* Start Input data *

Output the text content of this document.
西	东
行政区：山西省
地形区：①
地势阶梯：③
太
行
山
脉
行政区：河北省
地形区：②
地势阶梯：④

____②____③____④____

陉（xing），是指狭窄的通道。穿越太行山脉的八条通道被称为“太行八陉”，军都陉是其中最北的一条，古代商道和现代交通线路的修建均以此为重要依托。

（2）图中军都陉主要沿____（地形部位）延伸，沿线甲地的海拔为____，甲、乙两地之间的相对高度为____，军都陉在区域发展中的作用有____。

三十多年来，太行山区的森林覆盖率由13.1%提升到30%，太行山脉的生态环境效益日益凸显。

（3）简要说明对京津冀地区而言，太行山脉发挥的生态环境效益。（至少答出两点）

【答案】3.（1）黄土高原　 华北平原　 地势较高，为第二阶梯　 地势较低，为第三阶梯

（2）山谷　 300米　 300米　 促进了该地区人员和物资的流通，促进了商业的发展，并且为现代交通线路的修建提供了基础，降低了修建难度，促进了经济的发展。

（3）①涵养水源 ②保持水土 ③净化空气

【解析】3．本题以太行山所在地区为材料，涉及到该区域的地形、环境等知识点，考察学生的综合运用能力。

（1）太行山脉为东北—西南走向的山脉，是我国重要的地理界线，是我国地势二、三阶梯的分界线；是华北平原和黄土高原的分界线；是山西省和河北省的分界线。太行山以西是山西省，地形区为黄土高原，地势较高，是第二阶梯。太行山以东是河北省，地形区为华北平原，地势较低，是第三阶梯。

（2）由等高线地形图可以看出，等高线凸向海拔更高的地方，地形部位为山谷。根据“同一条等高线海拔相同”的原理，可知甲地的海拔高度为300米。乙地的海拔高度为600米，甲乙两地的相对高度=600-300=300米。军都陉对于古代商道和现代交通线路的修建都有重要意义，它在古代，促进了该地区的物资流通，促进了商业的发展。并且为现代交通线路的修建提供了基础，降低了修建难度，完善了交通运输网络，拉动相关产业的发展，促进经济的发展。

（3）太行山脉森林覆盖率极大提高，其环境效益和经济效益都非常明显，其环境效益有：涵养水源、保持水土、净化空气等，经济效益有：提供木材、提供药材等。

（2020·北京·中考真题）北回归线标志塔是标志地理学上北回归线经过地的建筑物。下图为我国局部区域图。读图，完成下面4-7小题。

* End Input data *

■ What you have to do:
Exactly as shown, repeat every record.

■ Result:
Output the text content of this document.
西	东
行政区：山西省
地形区：①
地势阶梯：③
太
行
山
脉
行政区：河北省
地形区：②
地势阶梯：④

____②____③____④____

陉（xing），是指狭窄的通道。穿越太行山脉的八条通道被称为“太行八陉”，军都陉是其中最北的一条，古代商道和现代交通线路的修建均以此为重要依托。

（2）图中军都陉主要沿____（地形部位）延伸，沿线甲地的海拔为____，甲、乙两地之间的相对高度为____，军都陉在区域发展中的作用有____。

三十多年来，太行山区的森林覆盖率由13.1%提升到30%，太行山脉的生态环境效益日益凸显。

（3）简要说明对京津冀地区而言，太行山脉发挥的生态环境效益。（至少答出两点）

【答案】3.（1）黄土高原　 华北平原　 地势较高，为第二阶梯　 地势较低，为第三阶梯

（2）山谷　 300米　 300米　 促进了该地区人员和物资的流通，促进了商业的发展，并且为现代交通线路的修建提供了基础，降低了修建难度，促进了经济的发展。

（3）①涵养水源 ②保持水土 ③净化空气

【解析】3．本题以太行山所在地区为材料，涉及到该区域的地形、环境等知识点，考察学生的综合运用能力。

（1）太行山脉为东北—西南走向的山脉，是我国重要的地理界线，是我国地势二、三阶梯的分界线；是华北平原和黄土高原的分界线；是山西省和河北省的分界线。太行山以西是山西省，地形区为黄土高原，地势较高，是第二阶梯。太行山以东是河北省，地形区为华北平原，地势较低，是第三阶梯。

（2）由等高线地形图可以看出，等高线凸向海拔更高的地方，地形部位为山谷。根据“同一条等高线海拔相同”的原理，可知甲地的海拔高度为300米。乙地的海拔高度为600米，甲乙两地的相对高度=600-300=300米。军都陉对于古代商道和现代交通线路的修建都有重要意义，它在古代，促进了该地区的物资流通，促进了商业的发展。并且为现代交通线路的修建提供了基础，降低了修建难度，完善了交通运输网络，拉动相关产业的发展，促进经济的发展。

（3）太行山脉森林覆盖率极大提高，其环境效益和经济效益都非常明显，其环境效益有：涵养水源、保持水土、净化空气等，经济效益有：提供木材、提供药材等。

（2020·北京·中考真题）北回归线标志塔是标志地理学上北回归线经过地的建筑物。下图为我国局部区域图。读图，完成下面4-7小题。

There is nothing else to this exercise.